* _Given task_: Scan the records for the string "мероприятия"; copy each line where it occurs.

* _Records shown_:
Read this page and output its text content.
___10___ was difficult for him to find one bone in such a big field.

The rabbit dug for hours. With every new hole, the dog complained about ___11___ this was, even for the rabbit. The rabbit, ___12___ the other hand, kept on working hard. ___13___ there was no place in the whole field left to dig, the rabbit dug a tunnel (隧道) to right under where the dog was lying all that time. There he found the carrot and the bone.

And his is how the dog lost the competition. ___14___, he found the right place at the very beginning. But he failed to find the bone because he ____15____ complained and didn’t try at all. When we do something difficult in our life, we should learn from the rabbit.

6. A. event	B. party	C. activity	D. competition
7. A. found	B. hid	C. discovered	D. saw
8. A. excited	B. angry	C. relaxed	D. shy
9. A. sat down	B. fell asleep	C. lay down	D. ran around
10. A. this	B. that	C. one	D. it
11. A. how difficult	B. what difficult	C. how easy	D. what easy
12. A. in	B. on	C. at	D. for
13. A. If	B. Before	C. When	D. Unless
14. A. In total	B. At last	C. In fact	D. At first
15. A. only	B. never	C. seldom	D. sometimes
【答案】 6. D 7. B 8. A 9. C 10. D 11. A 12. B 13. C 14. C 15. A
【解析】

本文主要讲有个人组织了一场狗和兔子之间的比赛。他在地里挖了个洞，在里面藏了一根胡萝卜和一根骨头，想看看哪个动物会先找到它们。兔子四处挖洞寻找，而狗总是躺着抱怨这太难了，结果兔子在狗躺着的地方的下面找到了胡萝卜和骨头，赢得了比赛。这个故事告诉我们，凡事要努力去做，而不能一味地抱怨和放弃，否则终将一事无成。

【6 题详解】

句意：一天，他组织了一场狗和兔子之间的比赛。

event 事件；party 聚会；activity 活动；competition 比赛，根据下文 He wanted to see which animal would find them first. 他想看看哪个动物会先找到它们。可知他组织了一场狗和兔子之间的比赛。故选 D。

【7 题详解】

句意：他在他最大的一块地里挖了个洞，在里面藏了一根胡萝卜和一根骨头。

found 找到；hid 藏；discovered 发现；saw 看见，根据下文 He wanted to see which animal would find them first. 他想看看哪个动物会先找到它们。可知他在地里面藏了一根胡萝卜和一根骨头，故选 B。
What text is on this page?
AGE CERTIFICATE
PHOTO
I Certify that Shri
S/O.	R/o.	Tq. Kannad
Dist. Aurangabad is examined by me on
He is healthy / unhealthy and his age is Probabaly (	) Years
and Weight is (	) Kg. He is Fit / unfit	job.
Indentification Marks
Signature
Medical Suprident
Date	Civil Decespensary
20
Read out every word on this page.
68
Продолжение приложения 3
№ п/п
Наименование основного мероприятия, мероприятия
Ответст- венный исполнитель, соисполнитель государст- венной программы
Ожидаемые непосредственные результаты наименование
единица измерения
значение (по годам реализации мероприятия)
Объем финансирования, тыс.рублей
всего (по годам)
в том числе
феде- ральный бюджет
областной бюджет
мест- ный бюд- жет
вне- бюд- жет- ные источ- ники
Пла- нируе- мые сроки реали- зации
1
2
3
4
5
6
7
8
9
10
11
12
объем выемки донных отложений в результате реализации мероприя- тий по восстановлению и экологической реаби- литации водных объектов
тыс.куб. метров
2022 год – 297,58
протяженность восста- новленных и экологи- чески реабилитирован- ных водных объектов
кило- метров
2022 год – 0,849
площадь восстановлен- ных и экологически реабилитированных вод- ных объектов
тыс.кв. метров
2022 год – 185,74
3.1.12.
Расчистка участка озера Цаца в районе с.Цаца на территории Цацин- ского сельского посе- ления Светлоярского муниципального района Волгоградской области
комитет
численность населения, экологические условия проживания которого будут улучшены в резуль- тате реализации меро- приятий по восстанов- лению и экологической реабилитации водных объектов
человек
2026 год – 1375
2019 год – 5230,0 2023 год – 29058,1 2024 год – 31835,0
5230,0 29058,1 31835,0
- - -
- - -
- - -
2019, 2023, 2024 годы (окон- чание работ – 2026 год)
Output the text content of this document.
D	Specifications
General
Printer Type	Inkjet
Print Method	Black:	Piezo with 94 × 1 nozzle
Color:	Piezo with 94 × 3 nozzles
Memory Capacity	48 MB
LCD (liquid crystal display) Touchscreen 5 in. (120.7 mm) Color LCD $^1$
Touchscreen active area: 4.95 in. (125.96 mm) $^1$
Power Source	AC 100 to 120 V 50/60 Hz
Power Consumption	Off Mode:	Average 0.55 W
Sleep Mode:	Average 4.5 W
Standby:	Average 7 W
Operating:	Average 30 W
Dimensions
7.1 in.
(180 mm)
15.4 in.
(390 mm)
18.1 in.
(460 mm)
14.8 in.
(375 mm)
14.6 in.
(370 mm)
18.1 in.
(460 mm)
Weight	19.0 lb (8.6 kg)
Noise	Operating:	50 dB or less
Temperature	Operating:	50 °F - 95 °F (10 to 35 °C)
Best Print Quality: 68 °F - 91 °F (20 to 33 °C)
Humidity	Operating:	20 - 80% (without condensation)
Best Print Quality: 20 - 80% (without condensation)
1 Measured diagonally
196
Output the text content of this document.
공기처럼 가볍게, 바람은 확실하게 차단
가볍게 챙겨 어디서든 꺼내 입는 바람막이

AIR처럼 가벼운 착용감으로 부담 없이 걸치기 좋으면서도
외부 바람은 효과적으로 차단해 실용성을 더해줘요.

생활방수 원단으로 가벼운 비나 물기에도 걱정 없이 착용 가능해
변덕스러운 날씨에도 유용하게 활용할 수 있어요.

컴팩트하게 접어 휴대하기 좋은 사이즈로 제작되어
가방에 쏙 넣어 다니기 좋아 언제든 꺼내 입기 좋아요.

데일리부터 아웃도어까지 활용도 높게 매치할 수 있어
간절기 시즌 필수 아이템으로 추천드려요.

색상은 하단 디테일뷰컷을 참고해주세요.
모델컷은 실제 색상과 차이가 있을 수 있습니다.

* _Answer below_:
Наименование основного мероприятия, мероприятия
значение (по годам реализации мероприятия)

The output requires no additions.